■ Source document ■
****************
Hello, is there a way to watch folders for changes and then trigger organize
?
This is not integrated into organize itself, but a solution might be available for your OS:
- linux:
inotifywait
(https://askubuntu.com/a/819290) - macOS:
fswatch
(https://stackoverflow.com/a/25524053/300783) - windows:
Watch 4 Folder
(https://www.raymond.cc/blog/3-portable-tools-monitor-files-folders-changes/)
But this is something that could be interesting for a lot of users. So thank you for the suggestion, I added to the todo list 👍
I'm currently looking for a moving solution on my unraid server and this would be a great thing to have. thinking about making a docker for this so it runs whenever a file changes and/or periodically.
****************
■ Records supplied ■
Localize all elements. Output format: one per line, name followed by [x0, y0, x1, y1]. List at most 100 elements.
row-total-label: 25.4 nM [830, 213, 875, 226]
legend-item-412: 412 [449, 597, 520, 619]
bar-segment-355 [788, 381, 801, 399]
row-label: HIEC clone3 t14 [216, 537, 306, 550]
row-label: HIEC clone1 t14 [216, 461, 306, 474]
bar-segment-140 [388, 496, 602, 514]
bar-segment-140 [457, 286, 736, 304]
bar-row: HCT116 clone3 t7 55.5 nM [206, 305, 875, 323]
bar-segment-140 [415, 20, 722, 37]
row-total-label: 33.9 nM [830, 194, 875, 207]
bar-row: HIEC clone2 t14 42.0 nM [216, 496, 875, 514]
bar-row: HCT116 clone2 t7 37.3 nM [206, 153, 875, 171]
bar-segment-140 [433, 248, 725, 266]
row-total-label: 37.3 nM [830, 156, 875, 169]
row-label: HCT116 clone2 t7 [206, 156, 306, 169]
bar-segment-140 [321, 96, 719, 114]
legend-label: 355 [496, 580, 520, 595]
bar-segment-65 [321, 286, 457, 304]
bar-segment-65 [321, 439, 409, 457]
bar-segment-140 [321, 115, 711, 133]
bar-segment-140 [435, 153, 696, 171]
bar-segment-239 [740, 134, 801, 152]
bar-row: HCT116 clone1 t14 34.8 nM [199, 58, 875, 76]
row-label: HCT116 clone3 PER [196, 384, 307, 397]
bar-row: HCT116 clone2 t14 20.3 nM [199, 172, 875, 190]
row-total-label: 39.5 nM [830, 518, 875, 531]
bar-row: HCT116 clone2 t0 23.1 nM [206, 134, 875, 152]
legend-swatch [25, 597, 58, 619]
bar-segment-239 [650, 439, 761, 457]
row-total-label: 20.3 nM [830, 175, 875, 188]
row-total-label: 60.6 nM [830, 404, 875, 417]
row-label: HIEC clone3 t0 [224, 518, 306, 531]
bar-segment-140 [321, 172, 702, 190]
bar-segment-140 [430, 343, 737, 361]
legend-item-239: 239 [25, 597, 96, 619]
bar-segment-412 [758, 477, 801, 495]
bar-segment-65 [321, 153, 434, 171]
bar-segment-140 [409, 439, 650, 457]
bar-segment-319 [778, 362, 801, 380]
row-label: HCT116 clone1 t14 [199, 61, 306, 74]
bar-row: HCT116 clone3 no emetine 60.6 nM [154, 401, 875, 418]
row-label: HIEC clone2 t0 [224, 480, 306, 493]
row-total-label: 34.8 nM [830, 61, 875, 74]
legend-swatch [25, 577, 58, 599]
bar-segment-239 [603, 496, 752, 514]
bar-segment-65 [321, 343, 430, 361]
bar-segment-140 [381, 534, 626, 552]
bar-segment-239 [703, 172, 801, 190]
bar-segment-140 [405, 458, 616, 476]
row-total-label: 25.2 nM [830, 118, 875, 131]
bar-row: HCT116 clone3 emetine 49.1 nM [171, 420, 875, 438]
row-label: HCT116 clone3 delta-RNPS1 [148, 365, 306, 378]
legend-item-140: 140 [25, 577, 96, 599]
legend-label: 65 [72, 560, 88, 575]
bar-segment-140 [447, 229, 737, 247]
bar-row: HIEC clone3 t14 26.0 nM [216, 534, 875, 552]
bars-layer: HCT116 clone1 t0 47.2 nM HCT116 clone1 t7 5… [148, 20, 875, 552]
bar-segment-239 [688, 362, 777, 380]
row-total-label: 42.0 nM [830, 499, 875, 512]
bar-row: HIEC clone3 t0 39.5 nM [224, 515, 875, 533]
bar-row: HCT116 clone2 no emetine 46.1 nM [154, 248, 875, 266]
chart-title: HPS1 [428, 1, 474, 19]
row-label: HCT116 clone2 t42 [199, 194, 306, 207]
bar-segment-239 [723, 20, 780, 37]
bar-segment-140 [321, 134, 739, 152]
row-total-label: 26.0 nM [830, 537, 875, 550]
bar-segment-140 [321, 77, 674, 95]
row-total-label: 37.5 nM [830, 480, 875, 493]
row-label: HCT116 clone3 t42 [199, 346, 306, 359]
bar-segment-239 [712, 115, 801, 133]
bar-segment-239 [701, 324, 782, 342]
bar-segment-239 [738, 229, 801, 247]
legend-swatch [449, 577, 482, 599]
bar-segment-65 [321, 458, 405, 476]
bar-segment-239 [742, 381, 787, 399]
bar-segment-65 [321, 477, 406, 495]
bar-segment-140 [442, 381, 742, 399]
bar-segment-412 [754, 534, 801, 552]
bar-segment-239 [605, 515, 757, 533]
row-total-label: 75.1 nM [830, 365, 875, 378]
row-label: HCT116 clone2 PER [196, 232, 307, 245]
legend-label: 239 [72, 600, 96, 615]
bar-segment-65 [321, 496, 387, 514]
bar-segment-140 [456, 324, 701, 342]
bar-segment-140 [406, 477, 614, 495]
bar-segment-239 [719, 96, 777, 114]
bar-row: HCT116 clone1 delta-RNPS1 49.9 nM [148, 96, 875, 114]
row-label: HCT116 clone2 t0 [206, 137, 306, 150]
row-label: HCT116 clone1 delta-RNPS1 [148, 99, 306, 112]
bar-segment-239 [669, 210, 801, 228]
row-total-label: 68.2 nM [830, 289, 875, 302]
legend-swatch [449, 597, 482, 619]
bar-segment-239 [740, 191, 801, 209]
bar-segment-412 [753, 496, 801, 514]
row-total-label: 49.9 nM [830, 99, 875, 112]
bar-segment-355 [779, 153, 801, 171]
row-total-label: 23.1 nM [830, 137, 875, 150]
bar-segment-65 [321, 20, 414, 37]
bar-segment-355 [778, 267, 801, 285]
****************
■ Description of the task ■
Carry on the forum thread above about watching folders for changes to trigger organize, picking up after its last comment.

■ Written answer ■
@martinjuhasz I took a first stab at Dockerizing Organize for exactly the same reason. You can find the image here: https://hub.docker.com/r/dskaggs/docker-organize
@dskaggs cool, thanks for the effort. will absolutely give it a try. would love to see the ability to use inotifywait
instead of a regular cron so i get my files instantly moved when ready. i can give it a try, but have not too much time currently. i also don't know how much overhead it is running it f.e. every minute.
@martinjuhasz I'll see what I can do. Feel free to comment here: https://github.com/dskaggs/docker-organize/issues/1
Some code examples for how to get this working under each OS would be really helpful here. I've been tinkering with this on Linux and actually had more luck with inotify-hookable
than inotify-tools
.
inotify-hookable
can be installed via most package managers. I'm on Kubuntu and so just used sudo apt install inotify-hookable
.
Basic docs: https://metacpan.org/pod/App::Inotify::Hookable
# ~/.bash_profile
inotify-hookable -w ~/Downloads -c "organize run" --no-r &
-
-w ~/Downloads
Watches my~/Downloads
directory. -
-c "organize run"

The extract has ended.